**Directions for this task:** Reproduce every line of the data below, changing each occurrence of "table-cell" to "grid-cell" and leaving everything else unchanged.

**Extracted information:**
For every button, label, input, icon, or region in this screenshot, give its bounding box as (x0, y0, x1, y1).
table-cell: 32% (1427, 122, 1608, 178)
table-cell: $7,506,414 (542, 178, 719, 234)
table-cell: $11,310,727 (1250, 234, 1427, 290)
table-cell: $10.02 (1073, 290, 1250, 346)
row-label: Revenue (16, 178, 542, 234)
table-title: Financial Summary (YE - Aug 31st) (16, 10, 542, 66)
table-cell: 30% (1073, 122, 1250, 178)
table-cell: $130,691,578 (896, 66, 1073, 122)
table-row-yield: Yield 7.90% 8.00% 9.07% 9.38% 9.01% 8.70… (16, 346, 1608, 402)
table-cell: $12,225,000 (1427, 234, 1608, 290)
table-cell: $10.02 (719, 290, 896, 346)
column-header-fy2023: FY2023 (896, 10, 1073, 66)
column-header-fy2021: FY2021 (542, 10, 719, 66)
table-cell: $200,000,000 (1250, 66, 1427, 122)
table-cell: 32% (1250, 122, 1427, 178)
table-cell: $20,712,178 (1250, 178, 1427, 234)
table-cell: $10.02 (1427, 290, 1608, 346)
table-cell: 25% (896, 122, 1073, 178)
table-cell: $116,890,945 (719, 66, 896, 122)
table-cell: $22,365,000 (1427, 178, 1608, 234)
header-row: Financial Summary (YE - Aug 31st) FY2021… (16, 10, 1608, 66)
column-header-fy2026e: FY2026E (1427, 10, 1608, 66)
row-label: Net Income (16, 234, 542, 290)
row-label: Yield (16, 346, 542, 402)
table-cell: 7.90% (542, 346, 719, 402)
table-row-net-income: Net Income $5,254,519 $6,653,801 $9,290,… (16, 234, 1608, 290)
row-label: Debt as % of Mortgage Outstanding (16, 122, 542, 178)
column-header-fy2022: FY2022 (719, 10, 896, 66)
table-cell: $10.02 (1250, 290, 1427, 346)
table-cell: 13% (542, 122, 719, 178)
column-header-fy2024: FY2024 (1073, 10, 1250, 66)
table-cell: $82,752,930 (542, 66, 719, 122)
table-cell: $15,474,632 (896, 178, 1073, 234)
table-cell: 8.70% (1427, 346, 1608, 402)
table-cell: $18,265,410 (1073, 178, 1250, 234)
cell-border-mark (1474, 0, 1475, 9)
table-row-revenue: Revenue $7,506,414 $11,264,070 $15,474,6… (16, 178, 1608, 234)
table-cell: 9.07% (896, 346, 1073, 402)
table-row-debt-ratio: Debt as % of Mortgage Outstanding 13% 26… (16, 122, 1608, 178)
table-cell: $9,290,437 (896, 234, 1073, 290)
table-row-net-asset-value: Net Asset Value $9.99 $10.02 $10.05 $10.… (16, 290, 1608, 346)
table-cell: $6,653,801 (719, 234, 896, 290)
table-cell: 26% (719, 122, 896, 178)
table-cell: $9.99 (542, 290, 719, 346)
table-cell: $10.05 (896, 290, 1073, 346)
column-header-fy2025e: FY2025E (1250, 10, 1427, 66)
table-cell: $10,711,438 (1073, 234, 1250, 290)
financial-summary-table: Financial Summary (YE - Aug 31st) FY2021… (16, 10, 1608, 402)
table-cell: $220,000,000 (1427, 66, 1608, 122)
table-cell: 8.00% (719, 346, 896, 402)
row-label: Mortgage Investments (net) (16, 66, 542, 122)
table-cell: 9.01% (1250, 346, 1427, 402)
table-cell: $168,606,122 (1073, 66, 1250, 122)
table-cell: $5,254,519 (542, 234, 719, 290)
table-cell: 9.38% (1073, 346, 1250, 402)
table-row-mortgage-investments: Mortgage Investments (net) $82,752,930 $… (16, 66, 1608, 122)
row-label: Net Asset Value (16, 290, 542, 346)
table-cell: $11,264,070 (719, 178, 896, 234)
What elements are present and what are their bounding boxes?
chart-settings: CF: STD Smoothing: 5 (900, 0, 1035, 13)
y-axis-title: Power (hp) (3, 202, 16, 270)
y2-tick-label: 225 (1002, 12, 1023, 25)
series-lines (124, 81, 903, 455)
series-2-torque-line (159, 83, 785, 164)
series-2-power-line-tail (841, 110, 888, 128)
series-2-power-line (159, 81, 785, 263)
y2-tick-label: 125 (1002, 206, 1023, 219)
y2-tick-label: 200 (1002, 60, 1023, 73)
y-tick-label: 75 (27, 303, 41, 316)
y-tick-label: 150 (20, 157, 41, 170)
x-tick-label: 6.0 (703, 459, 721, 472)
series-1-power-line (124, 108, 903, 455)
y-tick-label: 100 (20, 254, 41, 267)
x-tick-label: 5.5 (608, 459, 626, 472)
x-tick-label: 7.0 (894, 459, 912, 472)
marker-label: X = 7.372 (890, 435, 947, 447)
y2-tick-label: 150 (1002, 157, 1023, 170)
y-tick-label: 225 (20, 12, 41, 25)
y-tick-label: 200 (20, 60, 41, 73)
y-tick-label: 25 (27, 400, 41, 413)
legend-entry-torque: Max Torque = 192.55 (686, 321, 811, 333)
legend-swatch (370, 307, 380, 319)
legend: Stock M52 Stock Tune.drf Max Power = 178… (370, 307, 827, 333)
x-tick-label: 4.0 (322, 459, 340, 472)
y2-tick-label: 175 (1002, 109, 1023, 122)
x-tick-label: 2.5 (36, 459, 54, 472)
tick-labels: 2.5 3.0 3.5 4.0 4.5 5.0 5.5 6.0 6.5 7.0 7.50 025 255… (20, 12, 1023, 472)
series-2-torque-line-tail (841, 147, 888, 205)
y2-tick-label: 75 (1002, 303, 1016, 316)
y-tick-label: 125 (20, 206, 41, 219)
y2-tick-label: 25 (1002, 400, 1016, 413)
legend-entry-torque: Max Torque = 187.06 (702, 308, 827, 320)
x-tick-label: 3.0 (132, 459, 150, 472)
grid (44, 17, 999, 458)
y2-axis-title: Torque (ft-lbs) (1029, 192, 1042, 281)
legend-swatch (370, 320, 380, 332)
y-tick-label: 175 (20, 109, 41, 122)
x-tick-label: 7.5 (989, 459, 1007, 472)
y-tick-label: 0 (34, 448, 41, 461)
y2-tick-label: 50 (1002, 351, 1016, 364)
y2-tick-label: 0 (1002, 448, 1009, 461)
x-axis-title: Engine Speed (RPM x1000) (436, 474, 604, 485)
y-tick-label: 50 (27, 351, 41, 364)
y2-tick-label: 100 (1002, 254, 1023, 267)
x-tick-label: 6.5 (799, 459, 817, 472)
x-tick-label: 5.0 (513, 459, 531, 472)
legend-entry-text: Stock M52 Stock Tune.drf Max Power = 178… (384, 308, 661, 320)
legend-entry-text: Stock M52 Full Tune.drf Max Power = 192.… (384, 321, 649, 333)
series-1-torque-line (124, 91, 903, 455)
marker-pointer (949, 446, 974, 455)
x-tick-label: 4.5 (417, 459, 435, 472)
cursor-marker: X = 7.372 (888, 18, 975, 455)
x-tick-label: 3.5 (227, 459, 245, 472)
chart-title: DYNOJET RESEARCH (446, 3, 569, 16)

**Completed task:**
For every button, label, input, icon, or region in this screenshot, give its bounding box as (x0, y0, x1, y1).
grid-cell: 32% (1427, 122, 1608, 178)
grid-cell: $7,506,414 (542, 178, 719, 234)
grid-cell: $11,310,727 (1250, 234, 1427, 290)
grid-cell: $10.02 (1073, 290, 1250, 346)
row-label: Revenue (16, 178, 542, 234)
table-title: Financial Summary (YE - Aug 31st) (16, 10, 542, 66)
grid-cell: 30% (1073, 122, 1250, 178)
grid-cell: $130,691,578 (896, 66, 1073, 122)
table-row-yield: Yield 7.90% 8.00% 9.07% 9.38% 9.01% 8.70… (16, 346, 1608, 402)
grid-cell: $12,225,000 (1427, 234, 1608, 290)
grid-cell: $10.02 (719, 290, 896, 346)
column-header-fy2023: FY2023 (896, 10, 1073, 66)
column-header-fy2021: FY2021 (542, 10, 719, 66)
grid-cell: $200,000,000 (1250, 66, 1427, 122)
grid-cell: 32% (1250, 122, 1427, 178)
grid-cell: $20,712,178 (1250, 178, 1427, 234)
grid-cell: $10.02 (1427, 290, 1608, 346)
grid-cell: 25% (896, 122, 1073, 178)
grid-cell: $116,890,945 (719, 66, 896, 122)
grid-cell: $22,365,000 (1427, 178, 1608, 234)
header-row: Financial Summary (YE - Aug 31st) FY2021… (16, 10, 1608, 66)
column-header-fy2026e: FY2026E (1427, 10, 1608, 66)
row-label: Net Income (16, 234, 542, 290)
row-label: Yield (16, 346, 542, 402)
grid-cell: 7.90% (542, 346, 719, 402)
table-row-net-income: Net Income $5,254,519 $6,653,801 $9,290,… (16, 234, 1608, 290)
row-label: Debt as % of Mortgage Outstanding (16, 122, 542, 178)
column-header-fy2022: FY2022 (719, 10, 896, 66)
grid-cell: $10.02 (1250, 290, 1427, 346)
grid-cell: 13% (542, 122, 719, 178)
column-header-fy2024: FY2024 (1073, 10, 1250, 66)
grid-cell: $82,752,930 (542, 66, 719, 122)
grid-cell: $15,474,632 (896, 178, 1073, 234)
grid-cell: 8.70% (1427, 346, 1608, 402)
grid-cell: $18,265,410 (1073, 178, 1250, 234)
cell-border-mark (1474, 0, 1475, 9)
table-row-revenue: Revenue $7,506,414 $11,264,070 $15,474,6… (16, 178, 1608, 234)
grid-cell: 9.07% (896, 346, 1073, 402)
table-row-debt-ratio: Debt as % of Mortgage Outstanding 13% 26… (16, 122, 1608, 178)
grid-cell: $9,290,437 (896, 234, 1073, 290)
table-row-net-asset-value: Net Asset Value $9.99 $10.02 $10.05 $10.… (16, 290, 1608, 346)
grid-cell: $6,653,801 (719, 234, 896, 290)
grid-cell: 26% (719, 122, 896, 178)
grid-cell: $9.99 (542, 290, 719, 346)
grid-cell: $10.05 (896, 290, 1073, 346)
column-header-fy2025e: FY2025E (1250, 10, 1427, 66)
grid-cell: $10,711,438 (1073, 234, 1250, 290)
financial-summary-table: Financial Summary (YE - Aug 31st) FY2021… (16, 10, 1608, 402)
grid-cell: $220,000,000 (1427, 66, 1608, 122)
grid-cell: 8.00% (719, 346, 896, 402)
row-label: Mortgage Investments (net) (16, 66, 542, 122)
grid-cell: 9.01% (1250, 346, 1427, 402)
grid-cell: $168,606,122 (1073, 66, 1250, 122)
grid-cell: $5,254,519 (542, 234, 719, 290)
grid-cell: 9.38% (1073, 346, 1250, 402)
table-row-mortgage-investments: Mortgage Investments (net) $82,752,930 $… (16, 66, 1608, 122)
row-label: Net Asset Value (16, 290, 542, 346)
grid-cell: $11,264,070 (719, 178, 896, 234)
What elements are present and what are their bounding boxes?
chart-settings: CF: STD Smoothing: 5 (900, 0, 1035, 13)
y-axis-title: Power (hp) (3, 202, 16, 270)
y2-tick-label: 225 (1002, 12, 1023, 25)
series-lines (124, 81, 903, 455)
series-2-torque-line (159, 83, 785, 164)
series-2-power-line-tail (841, 110, 888, 128)
series-2-power-line (159, 81, 785, 263)
y2-tick-label: 125 (1002, 206, 1023, 219)
y2-tick-label: 200 (1002, 60, 1023, 73)
y-tick-label: 75 (27, 303, 41, 316)
y-tick-label: 150 (20, 157, 41, 170)
x-tick-label: 6.0 (703, 459, 721, 472)
series-1-power-line (124, 108, 903, 455)
y-tick-label: 100 (20, 254, 41, 267)
x-tick-label: 5.5 (608, 459, 626, 472)
x-tick-label: 7.0 (894, 459, 912, 472)
marker-label: X = 7.372 (890, 435, 947, 447)
y2-tick-label: 150 (1002, 157, 1023, 170)
y-tick-label: 225 (20, 12, 41, 25)
y-tick-label: 200 (20, 60, 41, 73)
y-tick-label: 25 (27, 400, 41, 413)
legend-entry-torque: Max Torque = 192.55 (686, 321, 811, 333)
legend-swatch (370, 307, 380, 319)
legend: Stock M52 Stock Tune.drf Max Power = 178… (370, 307, 827, 333)
x-tick-label: 4.0 (322, 459, 340, 472)
y2-tick-label: 175 (1002, 109, 1023, 122)
x-tick-label: 2.5 (36, 459, 54, 472)
tick-labels: 2.5 3.0 3.5 4.0 4.5 5.0 5.5 6.0 6.5 7.0 7.50 025 255… (20, 12, 1023, 472)
series-2-torque-line-tail (841, 147, 888, 205)
y2-tick-label: 75 (1002, 303, 1016, 316)
y-tick-label: 125 (20, 206, 41, 219)
y2-tick-label: 25 (1002, 400, 1016, 413)
legend-entry-torque: Max Torque = 187.06 (702, 308, 827, 320)
x-tick-label: 3.0 (132, 459, 150, 472)
grid (44, 17, 999, 458)
y2-axis-title: Torque (ft-lbs) (1029, 192, 1042, 281)
legend-swatch (370, 320, 380, 332)
y-tick-label: 175 (20, 109, 41, 122)
x-tick-label: 7.5 (989, 459, 1007, 472)
y-tick-label: 0 (34, 448, 41, 461)
y2-tick-label: 50 (1002, 351, 1016, 364)
y2-tick-label: 0 (1002, 448, 1009, 461)
x-axis-title: Engine Speed (RPM x1000) (436, 474, 604, 485)
y-tick-label: 50 (27, 351, 41, 364)
y2-tick-label: 100 (1002, 254, 1023, 267)
x-tick-label: 6.5 (799, 459, 817, 472)
x-tick-label: 5.0 (513, 459, 531, 472)
legend-entry-text: Stock M52 Stock Tune.drf Max Power = 178… (384, 308, 661, 320)
legend-entry-text: Stock M52 Full Tune.drf Max Power = 192.… (384, 321, 649, 333)
series-1-torque-line (124, 91, 903, 455)
marker-pointer (949, 446, 974, 455)
x-tick-label: 4.5 (417, 459, 435, 472)
cursor-marker: X = 7.372 (888, 18, 975, 455)
x-tick-label: 3.5 (227, 459, 245, 472)
chart-title: DYNOJET RESEARCH (446, 3, 569, 16)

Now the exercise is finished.